EXCERPTED PASSAGE —
───

Javed Butler, MD, MPH, MBA: I think it’s a big enough problem right now, and then if you look at the projections, it’s only going to get worse unless we do something really dramatic in terms of preventing heart failure. When we look at different estimates, approximately 5.56 million Americans have heart failure, and 750,000 to 1 million new cases are diagnosed on an annual basis. The projection is approximately a 25% increase in prevalence by 2030. Part of the problem is the older population—of course, there’s a tight relationship between age and risk for heart failure. But high blood pressure, diabetes, and obesity—all these risk factors are actually a bit more prevalent in the population now than in the past. So when you consider all these things, the problem is projected to increase. Our success also plays a role because now we can take better care of patients with valve disease and with ischemic heart disease. Patients who may not have survived some acute event—they now live.
How to divide patients with heart failure is an unbelievably interesting and intensely debated topic. Generally speaking, the way we have thought about heart failure is to divide it based on ejection fraction—so patients with heart failure with preserved or normal ejection fraction, and patients with heart failure with reduced ejection fraction. Traditionally, we have just sort of said it’s evenly split, with both at 50%. But some data have actually come out that suggest that at least for the hospitalized heart failure patients, the trend is increasing for heart failure with preserved ejection fraction. So rather than 50% and 50%, it may be more like 55% or 58% versus 42%, 45%. And that trend is sort of consistent with the older population as well.
Whether or not to think about patients who get hospitalized with heart failure as a different entity—again one can argue whether that’s true or not. But they’re certainly a separate group of patients in terms of their risk for adverse outcomes and of the therapies that they need and deserve.
Then, the cost of heart failure. Even if you look at the direct cost of heart failure, we are talking about $30 billion plus. The indirect costs are obviously much more than that. Along with the increased prevalence of heart failure, the costs are expected to increase to about $70 billion annually by 2030. A portion of that is related to hospitalization costs, because these patients are at particularly high risk of getting repeatedly hospitalized.
Deepak L. Bhatt, MD, MPH: Those were really terrific insights for our audience.

───

TO DO —
1. According to the heart failure discussion, why is the problem of heart failure projected to grow? Answer in one to three sentences.
2. In the heart failure discussion, approximately how many Americans have heart failure?

Page layout parsing data:
───

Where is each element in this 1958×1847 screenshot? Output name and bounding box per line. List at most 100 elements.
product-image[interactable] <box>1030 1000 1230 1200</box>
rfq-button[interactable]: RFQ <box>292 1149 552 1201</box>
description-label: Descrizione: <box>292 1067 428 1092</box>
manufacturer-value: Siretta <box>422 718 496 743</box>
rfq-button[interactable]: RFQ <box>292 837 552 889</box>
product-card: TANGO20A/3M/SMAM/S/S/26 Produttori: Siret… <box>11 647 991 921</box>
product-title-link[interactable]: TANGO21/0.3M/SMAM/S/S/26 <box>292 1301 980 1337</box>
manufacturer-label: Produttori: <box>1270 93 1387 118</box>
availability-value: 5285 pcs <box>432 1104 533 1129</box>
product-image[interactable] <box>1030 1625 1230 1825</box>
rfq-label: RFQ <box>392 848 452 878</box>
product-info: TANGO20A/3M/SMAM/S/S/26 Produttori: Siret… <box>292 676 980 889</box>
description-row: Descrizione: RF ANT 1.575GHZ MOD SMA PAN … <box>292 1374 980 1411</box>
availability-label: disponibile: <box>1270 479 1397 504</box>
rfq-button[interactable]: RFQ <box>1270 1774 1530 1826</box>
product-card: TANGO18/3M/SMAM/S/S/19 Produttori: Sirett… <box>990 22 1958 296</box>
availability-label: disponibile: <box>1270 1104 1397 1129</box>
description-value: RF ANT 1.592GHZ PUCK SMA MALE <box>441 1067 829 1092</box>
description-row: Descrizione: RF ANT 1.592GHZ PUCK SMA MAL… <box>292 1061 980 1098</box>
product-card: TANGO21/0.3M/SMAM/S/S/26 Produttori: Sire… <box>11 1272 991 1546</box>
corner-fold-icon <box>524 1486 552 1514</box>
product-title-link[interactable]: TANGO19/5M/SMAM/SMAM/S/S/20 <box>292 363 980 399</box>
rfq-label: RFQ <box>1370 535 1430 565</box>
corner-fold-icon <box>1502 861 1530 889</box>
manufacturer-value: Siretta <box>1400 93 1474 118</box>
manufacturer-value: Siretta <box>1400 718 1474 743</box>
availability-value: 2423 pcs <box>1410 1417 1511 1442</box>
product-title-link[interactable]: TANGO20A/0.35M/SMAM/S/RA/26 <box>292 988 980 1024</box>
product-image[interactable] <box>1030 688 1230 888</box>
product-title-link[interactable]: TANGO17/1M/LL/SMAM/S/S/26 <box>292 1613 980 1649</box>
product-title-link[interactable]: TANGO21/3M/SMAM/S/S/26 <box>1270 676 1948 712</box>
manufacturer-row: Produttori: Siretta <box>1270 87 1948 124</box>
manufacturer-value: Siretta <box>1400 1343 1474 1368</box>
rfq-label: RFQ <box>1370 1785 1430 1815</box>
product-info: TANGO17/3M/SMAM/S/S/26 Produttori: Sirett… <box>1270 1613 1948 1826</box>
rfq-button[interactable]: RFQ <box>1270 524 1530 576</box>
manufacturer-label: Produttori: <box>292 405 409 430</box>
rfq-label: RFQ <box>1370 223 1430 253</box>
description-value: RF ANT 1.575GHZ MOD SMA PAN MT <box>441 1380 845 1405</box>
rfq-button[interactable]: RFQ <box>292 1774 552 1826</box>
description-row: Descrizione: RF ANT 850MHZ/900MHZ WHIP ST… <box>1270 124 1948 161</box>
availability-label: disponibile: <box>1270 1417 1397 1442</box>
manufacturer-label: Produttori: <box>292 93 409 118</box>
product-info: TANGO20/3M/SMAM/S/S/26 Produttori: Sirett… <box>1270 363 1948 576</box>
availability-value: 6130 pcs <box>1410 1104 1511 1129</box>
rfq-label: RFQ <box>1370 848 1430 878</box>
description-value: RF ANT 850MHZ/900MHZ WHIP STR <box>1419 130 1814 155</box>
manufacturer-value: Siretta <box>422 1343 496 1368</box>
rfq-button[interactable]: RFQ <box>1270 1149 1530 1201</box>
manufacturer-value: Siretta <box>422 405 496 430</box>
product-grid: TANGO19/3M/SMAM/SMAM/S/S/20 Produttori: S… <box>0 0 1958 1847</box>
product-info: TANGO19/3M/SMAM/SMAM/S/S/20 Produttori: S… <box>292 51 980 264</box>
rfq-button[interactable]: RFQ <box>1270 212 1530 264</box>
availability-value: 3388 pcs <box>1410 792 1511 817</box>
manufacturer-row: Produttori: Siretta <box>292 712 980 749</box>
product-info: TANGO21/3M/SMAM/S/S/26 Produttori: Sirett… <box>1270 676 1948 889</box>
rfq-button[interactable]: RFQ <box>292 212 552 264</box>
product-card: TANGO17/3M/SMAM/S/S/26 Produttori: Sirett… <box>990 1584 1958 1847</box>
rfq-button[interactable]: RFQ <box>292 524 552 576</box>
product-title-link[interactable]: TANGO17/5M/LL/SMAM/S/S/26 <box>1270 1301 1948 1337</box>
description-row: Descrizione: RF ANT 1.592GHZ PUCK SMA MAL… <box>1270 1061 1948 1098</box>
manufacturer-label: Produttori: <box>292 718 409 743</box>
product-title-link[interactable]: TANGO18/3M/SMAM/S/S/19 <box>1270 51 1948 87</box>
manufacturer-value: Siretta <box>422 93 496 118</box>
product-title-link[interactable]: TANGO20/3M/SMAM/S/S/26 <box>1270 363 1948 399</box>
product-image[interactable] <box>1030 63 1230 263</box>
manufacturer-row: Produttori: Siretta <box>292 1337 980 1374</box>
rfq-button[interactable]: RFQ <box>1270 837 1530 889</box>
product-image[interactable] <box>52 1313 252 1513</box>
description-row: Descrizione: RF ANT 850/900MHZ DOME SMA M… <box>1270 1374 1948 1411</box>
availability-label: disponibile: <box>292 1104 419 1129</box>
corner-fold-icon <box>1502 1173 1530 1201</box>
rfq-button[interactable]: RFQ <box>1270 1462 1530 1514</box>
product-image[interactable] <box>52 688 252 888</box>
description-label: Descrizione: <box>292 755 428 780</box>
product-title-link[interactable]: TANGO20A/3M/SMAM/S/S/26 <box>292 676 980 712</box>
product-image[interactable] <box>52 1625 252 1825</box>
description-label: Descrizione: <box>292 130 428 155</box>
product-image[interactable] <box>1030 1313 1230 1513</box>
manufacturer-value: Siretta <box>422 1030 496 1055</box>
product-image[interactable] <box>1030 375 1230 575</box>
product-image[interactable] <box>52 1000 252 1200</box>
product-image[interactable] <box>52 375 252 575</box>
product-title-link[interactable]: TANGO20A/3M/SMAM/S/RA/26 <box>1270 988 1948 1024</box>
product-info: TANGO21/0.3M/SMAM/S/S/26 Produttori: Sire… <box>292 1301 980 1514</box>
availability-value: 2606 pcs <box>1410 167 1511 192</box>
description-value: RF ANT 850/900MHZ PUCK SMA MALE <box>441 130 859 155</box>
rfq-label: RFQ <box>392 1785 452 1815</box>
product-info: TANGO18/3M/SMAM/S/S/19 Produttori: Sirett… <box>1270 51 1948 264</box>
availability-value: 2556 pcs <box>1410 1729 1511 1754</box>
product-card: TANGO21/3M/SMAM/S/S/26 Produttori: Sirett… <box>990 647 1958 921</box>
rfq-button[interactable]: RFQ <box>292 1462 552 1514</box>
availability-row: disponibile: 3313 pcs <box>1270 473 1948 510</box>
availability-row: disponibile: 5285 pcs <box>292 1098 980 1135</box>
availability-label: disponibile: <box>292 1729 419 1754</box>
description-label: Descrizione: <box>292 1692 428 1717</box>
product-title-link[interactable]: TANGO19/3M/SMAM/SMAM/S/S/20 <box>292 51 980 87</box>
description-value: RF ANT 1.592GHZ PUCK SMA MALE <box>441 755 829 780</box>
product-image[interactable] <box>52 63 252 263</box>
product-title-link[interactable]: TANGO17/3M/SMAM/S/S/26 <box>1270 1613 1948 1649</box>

───

EXPECTED RESULTS —
1. The population is getting older, and age is tightly linked to heart failure risk. Risk factors such as high blood pressure, diabetes, and obesity are more prevalent than in the past. Better care for valve disease and ischemic heart disease also means patients who might once have died from an acute event now survive.

2. Approximately 5.56 million.